YOUR TASK: Write out the records that appear below, verbatim and complete, but without pictures.

+--

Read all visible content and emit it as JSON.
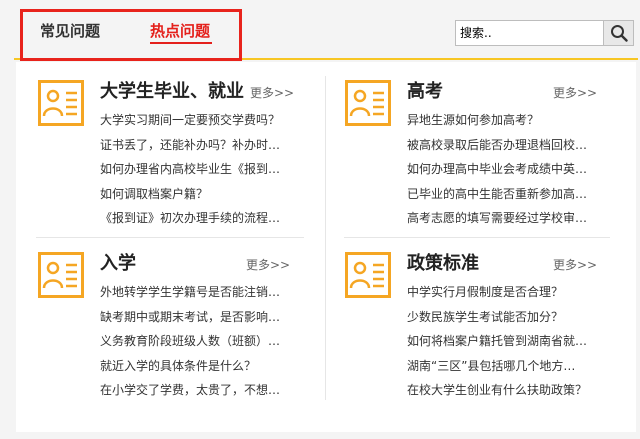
{
  "tabs": {
    "common": "常见问题",
    "hot": "热点问题"
  },
  "search": {
    "placeholder": "搜索..",
    "button_icon": "search-icon"
  },
  "accent_color": "#f7c623",
  "highlight_color": "#e8231c",
  "active_tab_color": "#e4201b",
  "blocks": [
    {
      "icon": "person-card-icon",
      "title": "大学生毕业、就业",
      "more": "更多>>",
      "items": [
        "大学实习期间一定要预交学费吗？",
        "证书丢了，还能补办吗？补办时…",
        "如何办理省内高校毕业生《报到…",
        "如何调取档案户籍？",
        "《报到证》初次办理手续的流程…"
      ]
    },
    {
      "icon": "person-card-icon",
      "title": "高考",
      "more": "更多>>",
      "items": [
        "异地生源如何参加高考？",
        "被高校录取后能否办理退档回校…",
        "如何办理高中毕业会考成绩中英…",
        "已毕业的高中生能否重新参加高…",
        "高考志愿的填写需要经过学校审…"
      ]
    },
    {
      "icon": "person-card-icon",
      "title": "入学",
      "more": "更多>>",
      "items": [
        "外地转学学生学籍号是否能注销…",
        "缺考期中或期末考试，是否影响…",
        "义务教育阶段班级人数（班额）…",
        "就近入学的具体条件是什么？",
        "在小学交了学费，太贵了，不想…"
      ]
    },
    {
      "icon": "person-card-icon",
      "title": "政策标准",
      "more": "更多>>",
      "items": [
        "中学实行月假制度是否合理？",
        "少数民族学生考试能否加分？",
        "如何将档案户籍托管到湖南省就…",
        "湖南“三区”县包括哪几个地方…",
        "在校大学生创业有什么扶助政策？"
      ]
    }
  ]
}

+--

RESPONSE TO THIS TASK:
Read all visible content and emit it as JSON.
{
  "tabs": {
    "common": "常见问题",
    "hot": "热点问题"
  },
  "search": {
    "placeholder": "搜索..",
    "button_icon": "search-icon"
  },
  "accent_color": "#f7c623",
  "highlight_color": "#e8231c",
  "active_tab_color": "#e4201b",
  "blocks": [
    {
      "icon": "person-card-icon",
      "title": "大学生毕业、就业",
      "more": "更多>>",
      "items": [
        "大学实习期间一定要预交学费吗？",
        "证书丢了，还能补办吗？补办时…",
        "如何办理省内高校毕业生《报到…",
        "如何调取档案户籍？",
        "《报到证》初次办理手续的流程…"
      ]
    },
    {
      "icon": "person-card-icon",
      "title": "高考",
      "more": "更多>>",
      "items": [
        "异地生源如何参加高考？",
        "被高校录取后能否办理退档回校…",
        "如何办理高中毕业会考成绩中英…",
        "已毕业的高中生能否重新参加高…",
        "高考志愿的填写需要经过学校审…"
      ]
    },
    {
      "icon": "person-card-icon",
      "title": "入学",
      "more": "更多>>",
      "items": [
        "外地转学学生学籍号是否能注销…",
        "缺考期中或期末考试，是否影响…",
        "义务教育阶段班级人数（班额）…",
        "就近入学的具体条件是什么？",
        "在小学交了学费，太贵了，不想…"
      ]
    },
    {
      "icon": "person-card-icon",
      "title": "政策标准",
      "more": "更多>>",
      "items": [
        "中学实行月假制度是否合理？",
        "少数民族学生考试能否加分？",
        "如何将档案户籍托管到湖南省就…",
        "湖南“三区”县包括哪几个地方…",
        "在校大学生创业有什么扶助政策？"
      ]
    }
  ]
}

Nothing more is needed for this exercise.